Data:
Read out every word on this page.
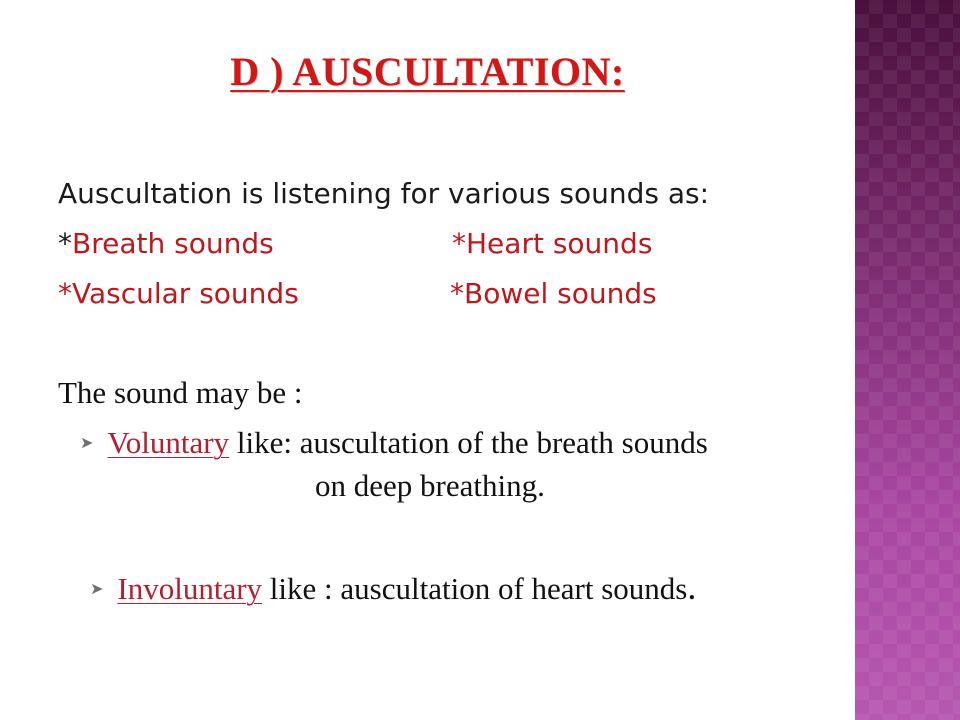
D ) AUSCULTATION:
Auscultation is listening for various sounds as:
*Breath sounds	*Heart sounds
*Vascular sounds	*Bowel sounds
The sound may be :
➤ Voluntary like: auscultation of the breath sounds
on deep breathing.
➤ Involuntary like : auscultation of heart sounds.
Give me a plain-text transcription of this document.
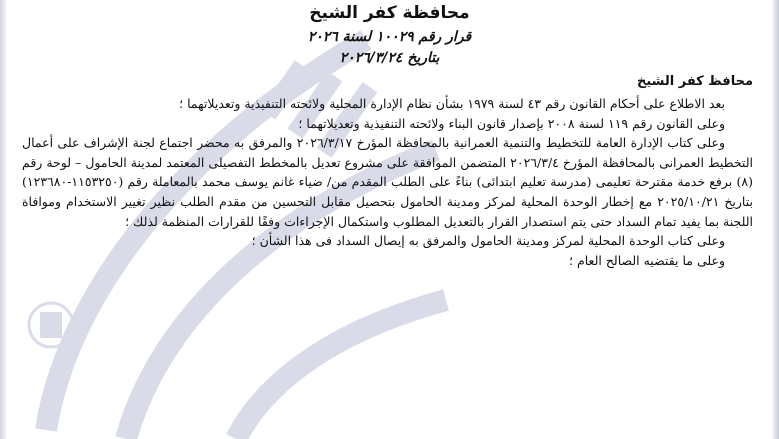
محافظة كفر الشيخ
قرار رقم ١٠٠٢٩ لسنة ٢٠٢٦
بتاريخ ٢٠٢٦/٣/٢٤
محافظ كفر الشيخ

بعد الاطلاع على أحكام القانون رقم ٤٣ لسنة ١٩٧٩ بشأن نظام الإدارة المحلية ولائحته التنفيذية وتعديلاتهما ؛

وعلى القانون رقم ١١٩ لسنة ٢٠٠٨ بإصدار قانون البناء ولائحته التنفيذية وتعديلاتهما ؛

وعلى كتاب الإدارة العامة للتخطيط والتنمية العمرانية بالمحافظة المؤرخ ٢٠٢٦/٣/١٧ والمرفق به محضر اجتماع لجنة الإشراف على أعمال التخطيط العمرانى بالمحافظة المؤرخ ٢٠٢٦/٣/٤ المتضمن الموافقة على مشروع تعديل بالمخطط التفصيلى المعتمد لمدينة الحامول – لوحة رقم (٨) برفع خدمة مقترحة تعليمى (مدرسة تعليم ابتدائى) بناءً على الطلب المقدم من/ ضياء غانم يوسف محمد بالمعاملة رقم (١١٥٣٢٥٠-١٢٣٦٨٠) بتاريخ ٢٠٢٥/١٠/٢١ مع إخطار الوحدة المحلية لمركز ومدينة الحامول بتحصيل مقابل التحسين من مقدم الطلب نظير تغيير الاستخدام وموافاة اللجنة بما يفيد تمام السداد حتى يتم استصدار القرار بالتعديل المطلوب واستكمال الإجراءات وفقًا للقرارات المنظمة لذلك ؛

وعلى كتاب الوحدة المحلية لمركز ومدينة الحامول والمرفق به إيصال السداد فى هذا الشأن ؛

وعلى ما يقتضيه الصالح العام ؛
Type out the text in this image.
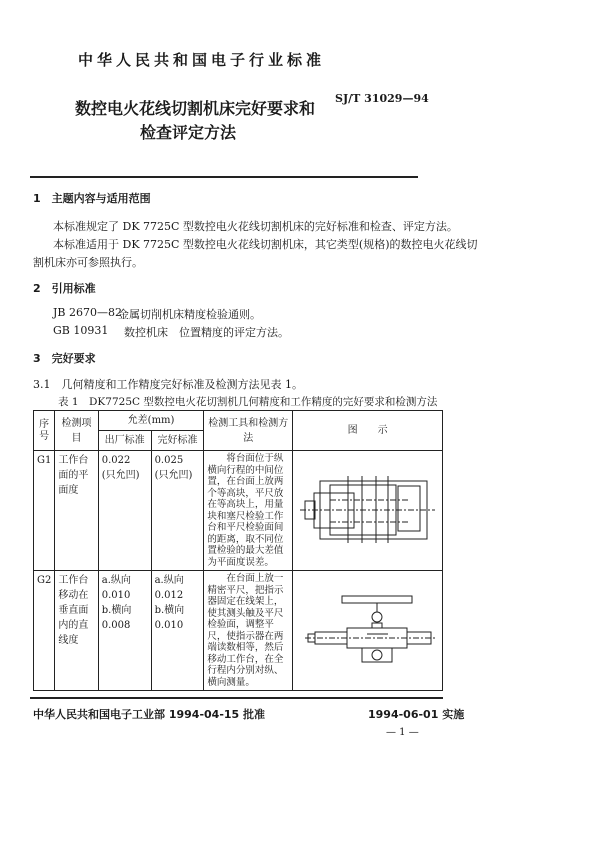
中华人民共和国电子行业标准
数控电火花线切割机床完好要求和
检查评定方法
SJ/T 31029—94
1　主题内容与适用范围
本标准规定了 DK 7725C 型数控电火花线切割机床的完好标准和检查、评定方法。
本标准适用于 DK 7725C 型数控电火花线切割机床，其它类型(规格)的数控电火花线切
割机床亦可参照执行。
2　引用标准
JB 2670—82
金属切削机床精度检验通则。
GB 10931 数控机床　位置精度的评定方法。
3　完好要求
3.1　几何精度和工作精度完好标准及检测方法见表 1。
表 1　DK7725C 型数控电火花切割机几何精度和工作精度的完好要求和检测方法
序号	检测项目	允差(mm)		检测工具和检测方法	图　　示
		出厂标准	完好标准		
G1	工作台面的平面度	0.022
(只允凹)	0.025
(只允凹)	将台面位于纵横向行程的中间位置，在台面上放两个等高块，平尺放在等高块上，用量块和塞尺检验工作台和平尺检验面间的距离，取不同位置检验的最大差值为平面度误差。	
G2	工作台移动在垂直面内的直线度	a.纵向
0.010
b.横向
0.008	a.纵向
0.012
b.横向
0.010	在台面上放一精密平尺，把指示器固定在线架上，使其测头触及平尺检验面，调整平尺，使指示器在两端读数相等，然后移动工作台，在全行程内分别对纵、横向测量。	
中华人民共和国电子工业部 1994-04-15 批准	1994-06-01 实施
— 1 —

What needs to be done:
Copy out every line in the entries above that holds "وتعديلاتهما".

Exercise solution:
بعد الاطلاع على أحكام القانون رقم ٤٣ لسنة ١٩٧٩ بشأن نظام الإدارة المحلية ولائحته التنفيذية وتعديلاتهما ؛
وعلى القانون رقم ١١٩ لسنة ٢٠٠٨ بإصدار قانون البناء ولائحته التنفيذية وتعديلاتهما ؛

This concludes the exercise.